Which lines contain the string "JSON"? Please list every one of them.

============================================================

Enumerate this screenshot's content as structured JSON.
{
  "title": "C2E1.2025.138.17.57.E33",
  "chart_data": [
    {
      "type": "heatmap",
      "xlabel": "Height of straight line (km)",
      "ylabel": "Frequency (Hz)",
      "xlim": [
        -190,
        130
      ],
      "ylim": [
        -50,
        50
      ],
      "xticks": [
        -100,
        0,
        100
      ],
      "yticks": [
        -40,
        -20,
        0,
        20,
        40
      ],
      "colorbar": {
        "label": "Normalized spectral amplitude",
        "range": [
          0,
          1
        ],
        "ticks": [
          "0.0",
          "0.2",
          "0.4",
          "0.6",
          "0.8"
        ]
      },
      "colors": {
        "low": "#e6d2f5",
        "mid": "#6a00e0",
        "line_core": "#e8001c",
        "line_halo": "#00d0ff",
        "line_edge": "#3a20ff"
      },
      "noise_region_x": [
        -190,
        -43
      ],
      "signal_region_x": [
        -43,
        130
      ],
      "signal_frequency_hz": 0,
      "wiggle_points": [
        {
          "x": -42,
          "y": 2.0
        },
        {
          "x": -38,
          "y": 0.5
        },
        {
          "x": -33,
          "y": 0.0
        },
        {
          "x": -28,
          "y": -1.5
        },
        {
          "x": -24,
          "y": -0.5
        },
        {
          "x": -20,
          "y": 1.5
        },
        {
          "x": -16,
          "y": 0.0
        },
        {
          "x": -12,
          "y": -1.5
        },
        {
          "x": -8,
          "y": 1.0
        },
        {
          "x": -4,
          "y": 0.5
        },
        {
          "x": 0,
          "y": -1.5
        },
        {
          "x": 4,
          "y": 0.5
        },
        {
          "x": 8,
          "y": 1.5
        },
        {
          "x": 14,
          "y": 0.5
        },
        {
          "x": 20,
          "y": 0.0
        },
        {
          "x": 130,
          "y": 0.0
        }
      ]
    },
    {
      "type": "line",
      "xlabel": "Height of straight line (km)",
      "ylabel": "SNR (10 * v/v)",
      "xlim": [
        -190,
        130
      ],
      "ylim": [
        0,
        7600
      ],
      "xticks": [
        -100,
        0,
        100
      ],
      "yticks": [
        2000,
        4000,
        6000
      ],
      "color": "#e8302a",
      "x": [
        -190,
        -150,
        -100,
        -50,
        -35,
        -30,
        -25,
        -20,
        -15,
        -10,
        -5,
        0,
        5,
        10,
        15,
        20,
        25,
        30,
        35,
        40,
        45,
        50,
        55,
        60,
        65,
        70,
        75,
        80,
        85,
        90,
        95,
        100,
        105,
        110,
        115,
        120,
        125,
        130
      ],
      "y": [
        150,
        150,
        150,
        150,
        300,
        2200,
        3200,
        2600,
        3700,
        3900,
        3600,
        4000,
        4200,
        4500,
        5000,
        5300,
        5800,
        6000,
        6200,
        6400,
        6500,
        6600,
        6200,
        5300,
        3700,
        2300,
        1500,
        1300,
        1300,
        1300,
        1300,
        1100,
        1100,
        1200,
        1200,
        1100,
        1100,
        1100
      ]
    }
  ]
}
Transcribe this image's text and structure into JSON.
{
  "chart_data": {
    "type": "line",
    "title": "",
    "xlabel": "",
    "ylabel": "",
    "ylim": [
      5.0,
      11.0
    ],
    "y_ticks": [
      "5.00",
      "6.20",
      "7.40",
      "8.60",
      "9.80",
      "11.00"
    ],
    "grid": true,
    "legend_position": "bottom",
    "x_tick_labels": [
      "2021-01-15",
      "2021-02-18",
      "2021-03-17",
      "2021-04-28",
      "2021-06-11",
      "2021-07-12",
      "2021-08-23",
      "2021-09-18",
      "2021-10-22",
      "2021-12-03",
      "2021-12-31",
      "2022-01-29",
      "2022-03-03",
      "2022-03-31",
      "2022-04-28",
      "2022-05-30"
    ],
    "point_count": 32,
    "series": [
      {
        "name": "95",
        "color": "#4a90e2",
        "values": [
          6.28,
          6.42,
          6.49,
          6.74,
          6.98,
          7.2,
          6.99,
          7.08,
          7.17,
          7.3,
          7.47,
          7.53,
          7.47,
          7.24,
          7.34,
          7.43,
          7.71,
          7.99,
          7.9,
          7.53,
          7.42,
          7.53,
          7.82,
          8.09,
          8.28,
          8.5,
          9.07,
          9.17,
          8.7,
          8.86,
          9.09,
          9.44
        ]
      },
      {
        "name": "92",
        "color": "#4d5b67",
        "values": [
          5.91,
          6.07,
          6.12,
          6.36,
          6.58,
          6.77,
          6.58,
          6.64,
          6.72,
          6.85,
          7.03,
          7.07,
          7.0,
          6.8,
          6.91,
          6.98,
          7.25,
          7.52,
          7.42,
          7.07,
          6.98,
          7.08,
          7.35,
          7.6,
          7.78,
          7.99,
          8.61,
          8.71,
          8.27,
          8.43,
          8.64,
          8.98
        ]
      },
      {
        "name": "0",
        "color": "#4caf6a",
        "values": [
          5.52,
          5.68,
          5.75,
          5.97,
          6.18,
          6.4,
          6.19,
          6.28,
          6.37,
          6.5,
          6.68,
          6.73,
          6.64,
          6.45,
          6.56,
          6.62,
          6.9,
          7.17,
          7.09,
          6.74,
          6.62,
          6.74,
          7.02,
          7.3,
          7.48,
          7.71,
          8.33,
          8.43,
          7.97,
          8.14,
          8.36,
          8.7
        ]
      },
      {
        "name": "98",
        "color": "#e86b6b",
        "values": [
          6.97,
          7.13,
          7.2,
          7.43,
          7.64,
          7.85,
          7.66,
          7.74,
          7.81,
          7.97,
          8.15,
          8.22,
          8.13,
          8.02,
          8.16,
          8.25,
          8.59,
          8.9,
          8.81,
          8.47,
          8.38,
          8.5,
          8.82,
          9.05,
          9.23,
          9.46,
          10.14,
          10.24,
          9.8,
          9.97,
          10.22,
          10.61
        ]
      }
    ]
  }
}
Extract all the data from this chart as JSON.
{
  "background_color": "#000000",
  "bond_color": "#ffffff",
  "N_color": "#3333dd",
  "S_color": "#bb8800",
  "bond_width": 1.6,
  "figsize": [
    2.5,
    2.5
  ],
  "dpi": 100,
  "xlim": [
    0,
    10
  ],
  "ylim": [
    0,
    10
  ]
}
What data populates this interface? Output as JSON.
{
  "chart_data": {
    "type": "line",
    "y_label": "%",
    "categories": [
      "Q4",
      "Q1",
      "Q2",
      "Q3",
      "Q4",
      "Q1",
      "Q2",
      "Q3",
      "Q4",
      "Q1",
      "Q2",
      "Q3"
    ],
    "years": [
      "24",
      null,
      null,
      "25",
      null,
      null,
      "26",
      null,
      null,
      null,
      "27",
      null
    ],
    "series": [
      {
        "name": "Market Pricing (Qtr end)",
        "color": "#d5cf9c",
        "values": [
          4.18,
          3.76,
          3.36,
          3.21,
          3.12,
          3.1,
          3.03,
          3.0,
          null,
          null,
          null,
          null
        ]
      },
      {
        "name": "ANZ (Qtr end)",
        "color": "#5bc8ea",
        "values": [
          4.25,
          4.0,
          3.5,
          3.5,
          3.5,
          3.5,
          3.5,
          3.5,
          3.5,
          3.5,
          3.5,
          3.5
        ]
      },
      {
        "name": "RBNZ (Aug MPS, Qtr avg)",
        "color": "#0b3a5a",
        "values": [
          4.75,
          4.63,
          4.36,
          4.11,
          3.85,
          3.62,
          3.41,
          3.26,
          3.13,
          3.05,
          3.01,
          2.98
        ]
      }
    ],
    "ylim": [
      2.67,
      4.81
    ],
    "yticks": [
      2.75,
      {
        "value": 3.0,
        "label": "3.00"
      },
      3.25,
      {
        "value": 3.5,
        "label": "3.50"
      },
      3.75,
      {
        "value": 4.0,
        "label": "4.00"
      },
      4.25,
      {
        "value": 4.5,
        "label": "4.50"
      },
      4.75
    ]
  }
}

============================================================

- **RESULT**:
Enumerate this screenshot's content as structured JSON.
Transcribe this image's text and structure into JSON.
Extract all the data from this chart as JSON.
What data populates this interface? Output as JSON.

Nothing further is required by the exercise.